Given instruction:
Gather each line of the entries below that includes "成套配电箱嵌入式安装".

Entries shown:
(begin)
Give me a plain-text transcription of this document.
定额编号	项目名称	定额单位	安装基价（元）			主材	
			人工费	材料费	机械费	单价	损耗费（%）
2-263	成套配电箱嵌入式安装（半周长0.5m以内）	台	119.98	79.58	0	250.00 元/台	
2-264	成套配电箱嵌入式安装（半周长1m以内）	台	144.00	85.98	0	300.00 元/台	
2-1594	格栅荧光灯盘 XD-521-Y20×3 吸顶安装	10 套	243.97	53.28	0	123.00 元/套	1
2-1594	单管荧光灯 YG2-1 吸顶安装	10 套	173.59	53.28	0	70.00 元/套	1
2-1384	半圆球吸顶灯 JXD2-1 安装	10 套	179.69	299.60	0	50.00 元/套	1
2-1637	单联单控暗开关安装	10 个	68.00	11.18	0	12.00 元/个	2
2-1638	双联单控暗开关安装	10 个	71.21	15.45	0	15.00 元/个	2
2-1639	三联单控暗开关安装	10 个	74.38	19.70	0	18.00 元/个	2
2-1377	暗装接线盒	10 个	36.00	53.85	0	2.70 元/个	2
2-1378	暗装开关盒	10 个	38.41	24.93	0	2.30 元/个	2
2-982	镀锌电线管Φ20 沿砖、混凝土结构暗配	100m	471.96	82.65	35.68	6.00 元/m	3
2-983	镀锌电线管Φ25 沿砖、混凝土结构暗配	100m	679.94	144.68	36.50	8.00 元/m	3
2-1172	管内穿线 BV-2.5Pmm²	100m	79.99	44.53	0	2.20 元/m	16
(end)
Answer for the task:
2-263	成套配电箱嵌入式安装（半周长0.5m以内）	台	119.98	79.58	0	250.00 元/台	
2-264	成套配电箱嵌入式安装（半周长1m以内）	台	144.00	85.98	0	300.00 元/台	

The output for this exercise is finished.